▶ _TEXT PASSAGE_:
For a good deal of time now (perhaps since the resurrection itself, or shortly thereafter) there has been an ongoing dispute between faith and works. Many argue that the laws established in the Old Testament no longer affect us, and therefore because of our Savior’s death and resurrection, we are no longer expected to follow the rules put forth by God before the coming of Christ. They are wrong.
This subject, I believe, is a very important element in Christianity; perhaps one of the most important. It deals not only with what God expects from us, but also what He has provided for us, not only for our edification, but also for our benefit; our peace of mind, and our testimony.
At this point, instead of laying Scripture on top of Scripture to document works versus faith, I think it more important to establish a firm foundation of the subject matter to be built upon at a later date. However, I believe certain Scriptural statements are pertinent to our foundation, and so I will place them below accordingly.

▶ _THE TASKS_:
a – Summarize the essay on faith and works in two sentences.
b – Continue the essay on faith and works from its last sentence.
The material after this point comes from a separate source.

[Layout dataset records]
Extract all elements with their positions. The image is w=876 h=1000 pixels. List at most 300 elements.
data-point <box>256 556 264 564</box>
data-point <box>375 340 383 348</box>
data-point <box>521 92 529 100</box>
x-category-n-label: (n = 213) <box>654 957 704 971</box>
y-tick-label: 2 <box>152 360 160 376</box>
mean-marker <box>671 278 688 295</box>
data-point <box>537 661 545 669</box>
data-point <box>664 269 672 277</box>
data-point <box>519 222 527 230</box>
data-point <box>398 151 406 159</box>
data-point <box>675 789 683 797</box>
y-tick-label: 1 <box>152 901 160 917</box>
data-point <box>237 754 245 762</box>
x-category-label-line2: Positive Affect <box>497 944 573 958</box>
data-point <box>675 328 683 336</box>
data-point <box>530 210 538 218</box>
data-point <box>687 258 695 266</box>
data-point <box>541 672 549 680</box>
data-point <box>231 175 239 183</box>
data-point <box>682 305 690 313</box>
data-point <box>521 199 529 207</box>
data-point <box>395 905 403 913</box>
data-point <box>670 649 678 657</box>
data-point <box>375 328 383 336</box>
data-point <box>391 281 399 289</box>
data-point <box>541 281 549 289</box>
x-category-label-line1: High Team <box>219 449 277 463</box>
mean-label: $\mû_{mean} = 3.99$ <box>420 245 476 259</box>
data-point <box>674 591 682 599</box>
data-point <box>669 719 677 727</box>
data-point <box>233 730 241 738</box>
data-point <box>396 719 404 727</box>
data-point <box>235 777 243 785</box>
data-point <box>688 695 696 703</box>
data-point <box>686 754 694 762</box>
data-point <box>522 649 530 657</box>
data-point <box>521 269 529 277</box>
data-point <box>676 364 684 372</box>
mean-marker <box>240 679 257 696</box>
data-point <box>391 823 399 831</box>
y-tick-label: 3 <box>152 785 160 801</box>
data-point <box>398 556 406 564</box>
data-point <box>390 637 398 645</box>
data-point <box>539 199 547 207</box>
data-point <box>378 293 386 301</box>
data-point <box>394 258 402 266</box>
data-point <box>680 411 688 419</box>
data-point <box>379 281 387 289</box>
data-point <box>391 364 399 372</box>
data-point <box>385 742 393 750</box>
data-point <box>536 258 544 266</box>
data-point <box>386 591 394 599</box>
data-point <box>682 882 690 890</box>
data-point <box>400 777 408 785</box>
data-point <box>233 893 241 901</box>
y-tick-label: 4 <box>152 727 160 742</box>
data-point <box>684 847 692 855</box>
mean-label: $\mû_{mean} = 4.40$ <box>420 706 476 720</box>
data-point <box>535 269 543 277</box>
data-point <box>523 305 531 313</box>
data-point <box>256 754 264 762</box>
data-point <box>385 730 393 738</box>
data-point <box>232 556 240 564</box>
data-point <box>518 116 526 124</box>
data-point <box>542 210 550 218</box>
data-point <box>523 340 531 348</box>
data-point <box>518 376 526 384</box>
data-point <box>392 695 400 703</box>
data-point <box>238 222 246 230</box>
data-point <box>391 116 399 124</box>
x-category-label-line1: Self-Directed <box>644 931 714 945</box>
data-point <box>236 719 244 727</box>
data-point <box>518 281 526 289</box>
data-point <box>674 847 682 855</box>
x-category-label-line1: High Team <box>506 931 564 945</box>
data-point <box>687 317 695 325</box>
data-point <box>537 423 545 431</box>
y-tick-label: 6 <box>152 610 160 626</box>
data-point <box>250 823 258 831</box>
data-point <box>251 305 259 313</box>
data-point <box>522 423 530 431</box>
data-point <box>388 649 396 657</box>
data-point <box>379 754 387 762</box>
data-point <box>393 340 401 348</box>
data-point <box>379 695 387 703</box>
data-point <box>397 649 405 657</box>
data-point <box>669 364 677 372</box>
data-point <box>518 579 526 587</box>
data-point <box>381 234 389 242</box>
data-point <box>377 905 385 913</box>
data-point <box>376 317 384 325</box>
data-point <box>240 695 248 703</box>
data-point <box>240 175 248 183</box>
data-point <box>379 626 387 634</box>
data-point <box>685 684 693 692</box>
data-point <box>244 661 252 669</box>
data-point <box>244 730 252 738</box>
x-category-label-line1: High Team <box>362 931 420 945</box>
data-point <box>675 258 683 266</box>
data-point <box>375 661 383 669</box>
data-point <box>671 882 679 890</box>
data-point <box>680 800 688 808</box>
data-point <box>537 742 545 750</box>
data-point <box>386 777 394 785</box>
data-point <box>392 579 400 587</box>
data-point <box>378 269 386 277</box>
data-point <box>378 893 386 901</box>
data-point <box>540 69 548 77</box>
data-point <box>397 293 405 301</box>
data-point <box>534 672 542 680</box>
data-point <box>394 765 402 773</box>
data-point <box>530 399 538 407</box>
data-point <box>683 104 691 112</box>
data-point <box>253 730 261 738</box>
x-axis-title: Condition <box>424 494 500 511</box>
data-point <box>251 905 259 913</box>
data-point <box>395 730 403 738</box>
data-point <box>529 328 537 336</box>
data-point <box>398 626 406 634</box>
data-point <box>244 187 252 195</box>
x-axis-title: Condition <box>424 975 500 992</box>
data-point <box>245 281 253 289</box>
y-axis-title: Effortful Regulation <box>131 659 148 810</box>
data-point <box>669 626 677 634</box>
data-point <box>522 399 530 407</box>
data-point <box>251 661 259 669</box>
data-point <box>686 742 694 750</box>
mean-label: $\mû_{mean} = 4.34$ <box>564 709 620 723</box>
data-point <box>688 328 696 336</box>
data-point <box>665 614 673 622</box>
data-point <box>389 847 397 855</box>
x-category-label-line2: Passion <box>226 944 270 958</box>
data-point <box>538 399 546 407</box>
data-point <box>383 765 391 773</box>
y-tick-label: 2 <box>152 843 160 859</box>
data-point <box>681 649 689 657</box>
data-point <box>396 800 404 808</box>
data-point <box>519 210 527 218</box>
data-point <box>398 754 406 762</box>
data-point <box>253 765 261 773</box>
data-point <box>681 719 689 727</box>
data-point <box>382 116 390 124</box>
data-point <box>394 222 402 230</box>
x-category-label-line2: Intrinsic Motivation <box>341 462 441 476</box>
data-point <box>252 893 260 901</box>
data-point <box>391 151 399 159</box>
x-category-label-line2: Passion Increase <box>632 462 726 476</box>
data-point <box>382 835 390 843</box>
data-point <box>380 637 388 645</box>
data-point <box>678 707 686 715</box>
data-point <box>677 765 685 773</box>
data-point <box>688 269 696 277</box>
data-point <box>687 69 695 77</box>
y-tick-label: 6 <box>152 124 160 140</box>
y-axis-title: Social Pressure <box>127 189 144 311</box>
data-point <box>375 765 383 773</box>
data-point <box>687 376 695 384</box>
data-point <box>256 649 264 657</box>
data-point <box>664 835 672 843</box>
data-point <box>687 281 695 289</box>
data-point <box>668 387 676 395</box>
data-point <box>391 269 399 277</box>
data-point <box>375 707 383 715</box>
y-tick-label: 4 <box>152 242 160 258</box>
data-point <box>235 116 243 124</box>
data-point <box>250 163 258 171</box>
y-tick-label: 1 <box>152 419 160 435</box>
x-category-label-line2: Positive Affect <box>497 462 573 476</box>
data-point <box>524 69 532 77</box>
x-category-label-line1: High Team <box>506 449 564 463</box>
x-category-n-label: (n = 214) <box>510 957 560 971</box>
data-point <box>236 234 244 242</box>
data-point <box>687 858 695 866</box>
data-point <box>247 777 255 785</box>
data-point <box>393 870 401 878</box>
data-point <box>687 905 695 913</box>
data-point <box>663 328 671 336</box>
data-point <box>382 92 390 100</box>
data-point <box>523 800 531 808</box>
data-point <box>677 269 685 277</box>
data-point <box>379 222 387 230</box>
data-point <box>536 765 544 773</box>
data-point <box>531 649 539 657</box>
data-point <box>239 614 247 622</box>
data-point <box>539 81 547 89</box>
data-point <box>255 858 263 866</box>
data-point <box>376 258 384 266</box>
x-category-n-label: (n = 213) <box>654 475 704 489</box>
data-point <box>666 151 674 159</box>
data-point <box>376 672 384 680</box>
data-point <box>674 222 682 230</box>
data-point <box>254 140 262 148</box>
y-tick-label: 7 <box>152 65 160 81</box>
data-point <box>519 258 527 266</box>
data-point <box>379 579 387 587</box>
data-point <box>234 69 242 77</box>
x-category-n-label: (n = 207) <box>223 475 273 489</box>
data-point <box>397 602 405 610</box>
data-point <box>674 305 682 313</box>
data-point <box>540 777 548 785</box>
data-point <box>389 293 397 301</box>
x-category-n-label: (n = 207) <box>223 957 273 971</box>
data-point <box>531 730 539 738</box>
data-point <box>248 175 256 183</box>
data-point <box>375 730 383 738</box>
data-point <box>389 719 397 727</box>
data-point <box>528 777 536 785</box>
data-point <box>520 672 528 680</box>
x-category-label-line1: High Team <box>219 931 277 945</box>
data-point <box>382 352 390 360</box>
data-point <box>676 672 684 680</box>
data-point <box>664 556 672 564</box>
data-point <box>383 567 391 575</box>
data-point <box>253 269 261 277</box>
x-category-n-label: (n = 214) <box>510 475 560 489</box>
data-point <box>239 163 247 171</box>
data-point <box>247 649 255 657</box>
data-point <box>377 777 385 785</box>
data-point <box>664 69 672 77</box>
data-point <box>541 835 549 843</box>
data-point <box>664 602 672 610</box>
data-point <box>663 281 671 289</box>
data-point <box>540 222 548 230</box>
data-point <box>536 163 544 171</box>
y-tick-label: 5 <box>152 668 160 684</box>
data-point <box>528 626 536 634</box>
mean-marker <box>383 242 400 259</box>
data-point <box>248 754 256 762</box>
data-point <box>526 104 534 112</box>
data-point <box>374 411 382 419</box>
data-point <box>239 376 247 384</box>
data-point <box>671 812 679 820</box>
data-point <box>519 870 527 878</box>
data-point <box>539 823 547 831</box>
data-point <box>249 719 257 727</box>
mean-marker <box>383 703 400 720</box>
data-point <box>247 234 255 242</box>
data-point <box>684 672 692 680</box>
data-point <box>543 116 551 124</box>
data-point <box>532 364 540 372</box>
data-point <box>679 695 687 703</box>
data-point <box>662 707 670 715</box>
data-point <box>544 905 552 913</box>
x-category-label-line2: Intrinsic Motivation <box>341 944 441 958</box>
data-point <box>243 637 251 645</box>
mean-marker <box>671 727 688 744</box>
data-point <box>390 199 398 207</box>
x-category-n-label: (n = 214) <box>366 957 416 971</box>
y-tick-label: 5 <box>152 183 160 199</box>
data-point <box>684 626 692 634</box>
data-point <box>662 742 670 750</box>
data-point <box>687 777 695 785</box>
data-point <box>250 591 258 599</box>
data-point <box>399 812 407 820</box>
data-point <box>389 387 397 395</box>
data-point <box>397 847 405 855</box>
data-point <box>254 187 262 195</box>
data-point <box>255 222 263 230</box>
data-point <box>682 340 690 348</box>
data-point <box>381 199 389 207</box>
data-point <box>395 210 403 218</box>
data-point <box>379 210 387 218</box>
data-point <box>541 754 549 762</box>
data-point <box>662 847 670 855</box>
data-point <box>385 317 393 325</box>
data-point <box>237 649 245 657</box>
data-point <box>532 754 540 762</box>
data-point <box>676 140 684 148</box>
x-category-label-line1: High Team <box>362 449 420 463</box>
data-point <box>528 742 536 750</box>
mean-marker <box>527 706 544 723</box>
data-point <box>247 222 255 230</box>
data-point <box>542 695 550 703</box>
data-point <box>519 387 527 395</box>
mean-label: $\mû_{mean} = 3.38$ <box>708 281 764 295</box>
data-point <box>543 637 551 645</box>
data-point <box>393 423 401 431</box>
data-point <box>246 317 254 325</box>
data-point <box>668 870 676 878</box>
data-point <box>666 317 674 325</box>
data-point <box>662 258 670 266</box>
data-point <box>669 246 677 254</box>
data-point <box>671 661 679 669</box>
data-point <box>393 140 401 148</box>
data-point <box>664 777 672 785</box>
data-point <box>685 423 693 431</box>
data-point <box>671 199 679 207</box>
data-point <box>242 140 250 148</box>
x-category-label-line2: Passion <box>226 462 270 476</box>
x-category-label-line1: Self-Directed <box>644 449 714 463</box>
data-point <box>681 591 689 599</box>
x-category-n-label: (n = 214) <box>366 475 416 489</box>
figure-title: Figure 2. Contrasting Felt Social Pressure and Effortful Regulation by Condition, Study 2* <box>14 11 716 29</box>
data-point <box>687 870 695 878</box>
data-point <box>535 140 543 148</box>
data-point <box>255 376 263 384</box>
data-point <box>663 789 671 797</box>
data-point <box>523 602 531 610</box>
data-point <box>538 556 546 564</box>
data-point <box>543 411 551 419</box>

▶ _ANSWERS FOR THE TASKS_:
a – The essay describes a long-running dispute between faith and works and rejects the view that Old Testament laws no longer apply to believers because of Christ's death and resurrection. It calls the subject one of the most important in Christianity and says it will first lay a firm foundation for it, adding only certain pertinent Scriptural statements.

b –
Think not that I am come to destroy the law, or the prophets: I am not come to destroy, but to fulfill. For verily I say unto you, till heaven and earth pass, one jot, or one tittle shall in no wise pass from the law, til all be fulfilled. - Matthew 5:17-18
Has all been fulfilled? Of course it hasn’t. We’re still here. Heaven and earth have not passed away, and so therefore, from Christ’s lips, neither has the law.
If this is the case, then where does “obedience” lie? What effect does it have on us? Where do “works” come into play? Obedience is a matter of “work” after all. First off, we know the Word of God is 1) complete, and 2) bears no contradictions. At first glance, it appears that the law is in place, but we are in fact UNABLE TO LIVE BY IT.
Paul states in Romans 1:17 that For therein is the righteousness of God revealed from faith to faith: as it is written, The just shall live by faith.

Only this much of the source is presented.